Records from a data source
-- begin --
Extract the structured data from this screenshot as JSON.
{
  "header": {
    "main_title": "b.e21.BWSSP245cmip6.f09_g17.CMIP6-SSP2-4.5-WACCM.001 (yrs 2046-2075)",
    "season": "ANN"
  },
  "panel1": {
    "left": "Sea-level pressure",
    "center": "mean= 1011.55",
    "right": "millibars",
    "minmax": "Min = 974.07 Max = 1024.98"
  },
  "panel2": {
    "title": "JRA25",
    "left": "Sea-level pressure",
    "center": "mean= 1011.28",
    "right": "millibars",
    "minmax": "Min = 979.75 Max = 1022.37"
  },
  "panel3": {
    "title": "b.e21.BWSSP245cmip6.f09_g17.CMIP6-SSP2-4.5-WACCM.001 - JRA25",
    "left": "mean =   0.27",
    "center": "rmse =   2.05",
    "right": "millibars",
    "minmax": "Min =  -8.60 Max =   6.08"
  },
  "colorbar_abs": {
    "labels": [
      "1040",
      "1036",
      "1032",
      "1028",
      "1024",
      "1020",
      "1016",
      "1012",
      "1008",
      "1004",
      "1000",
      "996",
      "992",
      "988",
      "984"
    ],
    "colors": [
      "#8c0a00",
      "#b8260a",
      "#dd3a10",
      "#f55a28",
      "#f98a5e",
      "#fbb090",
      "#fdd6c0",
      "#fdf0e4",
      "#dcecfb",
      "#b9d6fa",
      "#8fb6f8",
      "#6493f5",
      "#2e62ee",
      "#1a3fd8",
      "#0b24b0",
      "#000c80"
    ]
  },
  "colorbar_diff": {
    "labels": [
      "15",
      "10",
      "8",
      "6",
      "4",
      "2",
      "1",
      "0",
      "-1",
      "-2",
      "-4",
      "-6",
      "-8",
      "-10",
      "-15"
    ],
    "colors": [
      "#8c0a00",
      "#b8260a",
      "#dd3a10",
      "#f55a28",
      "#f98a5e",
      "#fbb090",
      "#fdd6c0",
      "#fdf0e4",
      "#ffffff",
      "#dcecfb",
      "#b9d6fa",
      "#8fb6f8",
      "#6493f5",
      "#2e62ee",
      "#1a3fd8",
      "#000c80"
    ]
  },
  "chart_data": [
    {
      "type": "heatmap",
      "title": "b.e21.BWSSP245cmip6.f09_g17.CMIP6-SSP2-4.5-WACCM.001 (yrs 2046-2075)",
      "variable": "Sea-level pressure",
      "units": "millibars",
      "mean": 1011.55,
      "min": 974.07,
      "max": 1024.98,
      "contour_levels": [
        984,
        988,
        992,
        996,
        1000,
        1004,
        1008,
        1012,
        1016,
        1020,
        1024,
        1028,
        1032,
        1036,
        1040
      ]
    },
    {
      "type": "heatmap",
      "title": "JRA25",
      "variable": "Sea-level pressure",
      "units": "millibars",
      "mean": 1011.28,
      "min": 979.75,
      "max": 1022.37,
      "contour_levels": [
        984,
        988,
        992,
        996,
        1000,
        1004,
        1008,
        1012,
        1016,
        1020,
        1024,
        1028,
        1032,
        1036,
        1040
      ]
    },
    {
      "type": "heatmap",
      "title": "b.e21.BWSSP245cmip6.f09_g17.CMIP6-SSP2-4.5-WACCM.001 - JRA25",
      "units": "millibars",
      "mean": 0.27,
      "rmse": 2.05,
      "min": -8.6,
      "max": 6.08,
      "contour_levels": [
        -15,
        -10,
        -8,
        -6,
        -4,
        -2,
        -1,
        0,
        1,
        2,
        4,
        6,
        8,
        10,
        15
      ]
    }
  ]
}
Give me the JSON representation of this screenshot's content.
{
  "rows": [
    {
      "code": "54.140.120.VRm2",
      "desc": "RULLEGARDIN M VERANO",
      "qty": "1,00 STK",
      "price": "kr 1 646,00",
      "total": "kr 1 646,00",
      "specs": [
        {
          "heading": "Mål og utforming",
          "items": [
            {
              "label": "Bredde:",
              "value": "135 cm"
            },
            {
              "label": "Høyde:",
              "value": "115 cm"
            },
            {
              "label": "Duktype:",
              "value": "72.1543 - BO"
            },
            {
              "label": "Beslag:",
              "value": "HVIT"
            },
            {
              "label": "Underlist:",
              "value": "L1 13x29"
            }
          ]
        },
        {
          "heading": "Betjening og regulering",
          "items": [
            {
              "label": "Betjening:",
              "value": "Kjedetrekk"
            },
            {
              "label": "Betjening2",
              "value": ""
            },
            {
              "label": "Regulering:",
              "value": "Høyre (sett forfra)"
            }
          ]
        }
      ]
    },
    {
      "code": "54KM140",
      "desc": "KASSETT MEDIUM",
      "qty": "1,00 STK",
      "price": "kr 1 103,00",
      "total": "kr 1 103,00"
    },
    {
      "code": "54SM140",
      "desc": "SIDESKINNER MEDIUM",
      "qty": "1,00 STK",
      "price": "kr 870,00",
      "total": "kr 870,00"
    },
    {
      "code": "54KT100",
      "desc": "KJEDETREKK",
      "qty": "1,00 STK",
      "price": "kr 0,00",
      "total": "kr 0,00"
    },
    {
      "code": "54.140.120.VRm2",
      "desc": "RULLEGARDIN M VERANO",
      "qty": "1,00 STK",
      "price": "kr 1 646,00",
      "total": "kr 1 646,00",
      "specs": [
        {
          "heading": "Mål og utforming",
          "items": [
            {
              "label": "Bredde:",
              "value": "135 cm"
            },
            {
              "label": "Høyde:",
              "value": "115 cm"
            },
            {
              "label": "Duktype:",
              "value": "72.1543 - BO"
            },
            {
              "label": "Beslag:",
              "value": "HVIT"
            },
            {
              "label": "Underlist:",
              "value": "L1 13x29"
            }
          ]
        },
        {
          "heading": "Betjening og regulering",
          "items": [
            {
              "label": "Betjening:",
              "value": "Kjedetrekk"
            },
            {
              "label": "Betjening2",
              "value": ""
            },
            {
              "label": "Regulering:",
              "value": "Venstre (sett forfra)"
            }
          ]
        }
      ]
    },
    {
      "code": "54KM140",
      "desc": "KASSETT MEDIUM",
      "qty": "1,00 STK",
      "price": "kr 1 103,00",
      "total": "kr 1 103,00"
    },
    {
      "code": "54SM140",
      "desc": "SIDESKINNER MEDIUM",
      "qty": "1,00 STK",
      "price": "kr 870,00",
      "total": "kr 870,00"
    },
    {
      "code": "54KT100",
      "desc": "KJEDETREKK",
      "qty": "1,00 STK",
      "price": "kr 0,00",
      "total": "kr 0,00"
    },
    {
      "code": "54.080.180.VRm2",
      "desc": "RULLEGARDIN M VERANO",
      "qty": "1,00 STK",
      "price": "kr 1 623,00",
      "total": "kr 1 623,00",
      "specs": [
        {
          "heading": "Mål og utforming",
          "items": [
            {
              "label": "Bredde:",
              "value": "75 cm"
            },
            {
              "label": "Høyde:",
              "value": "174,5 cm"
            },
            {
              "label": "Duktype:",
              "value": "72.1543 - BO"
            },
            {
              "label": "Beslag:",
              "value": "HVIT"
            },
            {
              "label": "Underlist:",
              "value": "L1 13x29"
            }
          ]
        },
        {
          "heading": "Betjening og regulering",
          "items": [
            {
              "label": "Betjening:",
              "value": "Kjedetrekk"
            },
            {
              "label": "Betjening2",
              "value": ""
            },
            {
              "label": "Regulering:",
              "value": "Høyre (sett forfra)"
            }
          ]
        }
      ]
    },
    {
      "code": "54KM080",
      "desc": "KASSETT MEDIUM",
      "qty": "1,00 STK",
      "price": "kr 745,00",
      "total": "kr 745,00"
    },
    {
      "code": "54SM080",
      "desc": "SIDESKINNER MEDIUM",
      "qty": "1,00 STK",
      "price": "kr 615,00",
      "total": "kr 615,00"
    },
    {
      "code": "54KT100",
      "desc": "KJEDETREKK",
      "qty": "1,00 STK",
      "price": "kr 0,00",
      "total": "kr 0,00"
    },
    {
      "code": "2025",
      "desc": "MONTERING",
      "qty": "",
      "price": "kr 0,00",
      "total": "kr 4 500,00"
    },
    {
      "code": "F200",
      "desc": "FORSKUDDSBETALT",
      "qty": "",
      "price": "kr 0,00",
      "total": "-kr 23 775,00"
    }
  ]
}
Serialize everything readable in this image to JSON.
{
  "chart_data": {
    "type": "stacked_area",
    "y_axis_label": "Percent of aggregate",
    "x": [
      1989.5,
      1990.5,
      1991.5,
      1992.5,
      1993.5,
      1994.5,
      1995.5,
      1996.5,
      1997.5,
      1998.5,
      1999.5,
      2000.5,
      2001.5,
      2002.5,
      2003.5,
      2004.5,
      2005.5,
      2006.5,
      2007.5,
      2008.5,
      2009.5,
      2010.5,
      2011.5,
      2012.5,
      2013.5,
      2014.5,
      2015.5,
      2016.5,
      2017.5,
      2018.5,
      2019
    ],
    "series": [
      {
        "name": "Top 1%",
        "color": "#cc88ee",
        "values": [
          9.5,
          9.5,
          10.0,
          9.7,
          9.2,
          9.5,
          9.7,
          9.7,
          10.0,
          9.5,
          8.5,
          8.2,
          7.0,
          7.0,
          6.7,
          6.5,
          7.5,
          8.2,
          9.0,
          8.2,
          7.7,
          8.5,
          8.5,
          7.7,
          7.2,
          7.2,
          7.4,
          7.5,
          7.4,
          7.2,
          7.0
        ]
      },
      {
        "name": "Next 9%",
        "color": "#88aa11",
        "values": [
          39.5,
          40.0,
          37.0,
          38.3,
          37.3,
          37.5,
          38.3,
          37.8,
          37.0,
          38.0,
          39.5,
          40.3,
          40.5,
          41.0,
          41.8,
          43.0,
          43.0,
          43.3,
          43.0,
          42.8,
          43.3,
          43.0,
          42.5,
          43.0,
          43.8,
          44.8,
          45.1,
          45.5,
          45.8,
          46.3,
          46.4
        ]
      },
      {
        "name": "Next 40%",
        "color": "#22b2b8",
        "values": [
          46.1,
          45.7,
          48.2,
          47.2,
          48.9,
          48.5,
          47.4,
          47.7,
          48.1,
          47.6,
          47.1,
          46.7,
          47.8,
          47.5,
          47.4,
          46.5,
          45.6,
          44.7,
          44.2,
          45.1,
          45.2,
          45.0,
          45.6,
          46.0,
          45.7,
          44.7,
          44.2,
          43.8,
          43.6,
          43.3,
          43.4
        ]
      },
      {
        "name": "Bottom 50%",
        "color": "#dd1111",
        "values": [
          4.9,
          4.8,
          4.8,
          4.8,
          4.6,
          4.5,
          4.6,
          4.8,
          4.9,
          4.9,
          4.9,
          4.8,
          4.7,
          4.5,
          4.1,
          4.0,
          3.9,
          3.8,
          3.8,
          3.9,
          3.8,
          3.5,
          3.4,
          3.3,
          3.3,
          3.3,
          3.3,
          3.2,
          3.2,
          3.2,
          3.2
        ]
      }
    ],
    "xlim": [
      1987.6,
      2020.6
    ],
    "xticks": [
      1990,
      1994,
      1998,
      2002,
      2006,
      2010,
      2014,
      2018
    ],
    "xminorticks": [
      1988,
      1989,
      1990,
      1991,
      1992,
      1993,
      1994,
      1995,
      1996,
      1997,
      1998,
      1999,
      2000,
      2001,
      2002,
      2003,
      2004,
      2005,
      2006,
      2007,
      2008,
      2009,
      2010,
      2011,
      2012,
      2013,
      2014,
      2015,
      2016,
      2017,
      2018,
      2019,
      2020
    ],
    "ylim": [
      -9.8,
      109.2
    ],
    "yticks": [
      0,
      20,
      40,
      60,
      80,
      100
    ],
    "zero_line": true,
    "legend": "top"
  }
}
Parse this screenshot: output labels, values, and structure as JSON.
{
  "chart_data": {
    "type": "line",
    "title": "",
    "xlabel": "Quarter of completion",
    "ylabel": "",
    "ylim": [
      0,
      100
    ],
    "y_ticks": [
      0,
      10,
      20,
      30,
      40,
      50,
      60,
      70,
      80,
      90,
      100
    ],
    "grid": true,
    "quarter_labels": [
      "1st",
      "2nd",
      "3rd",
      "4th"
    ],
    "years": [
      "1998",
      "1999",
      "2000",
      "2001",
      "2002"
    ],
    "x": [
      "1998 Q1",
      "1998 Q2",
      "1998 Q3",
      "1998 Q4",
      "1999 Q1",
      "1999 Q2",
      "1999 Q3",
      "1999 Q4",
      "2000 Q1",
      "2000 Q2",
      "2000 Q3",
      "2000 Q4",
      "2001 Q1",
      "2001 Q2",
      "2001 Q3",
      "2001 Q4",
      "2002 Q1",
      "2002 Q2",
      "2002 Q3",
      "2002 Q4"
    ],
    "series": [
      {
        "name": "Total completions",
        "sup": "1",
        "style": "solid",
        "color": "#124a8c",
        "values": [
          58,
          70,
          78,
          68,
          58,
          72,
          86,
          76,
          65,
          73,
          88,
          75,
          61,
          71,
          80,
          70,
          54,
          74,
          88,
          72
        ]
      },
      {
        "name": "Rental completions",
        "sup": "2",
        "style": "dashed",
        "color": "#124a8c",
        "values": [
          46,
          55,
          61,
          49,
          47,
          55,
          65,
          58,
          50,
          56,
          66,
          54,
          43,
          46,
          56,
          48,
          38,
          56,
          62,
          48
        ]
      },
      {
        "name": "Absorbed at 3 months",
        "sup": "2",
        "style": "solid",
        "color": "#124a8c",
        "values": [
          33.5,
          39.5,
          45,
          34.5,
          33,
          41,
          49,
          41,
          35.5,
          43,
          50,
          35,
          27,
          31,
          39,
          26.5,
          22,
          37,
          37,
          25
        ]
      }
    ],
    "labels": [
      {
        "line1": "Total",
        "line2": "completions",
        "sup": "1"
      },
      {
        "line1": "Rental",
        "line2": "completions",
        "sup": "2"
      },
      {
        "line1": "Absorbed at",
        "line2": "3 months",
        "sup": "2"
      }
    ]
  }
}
-- end --
-- Directive --
Copy every line in the records above that contains the word "screenshot".

-- Solution to this problem --
Extract the structured data from this screenshot as JSON.
Give me the JSON representation of this screenshot's content.
Parse this screenshot: output labels, values, and structure as JSON.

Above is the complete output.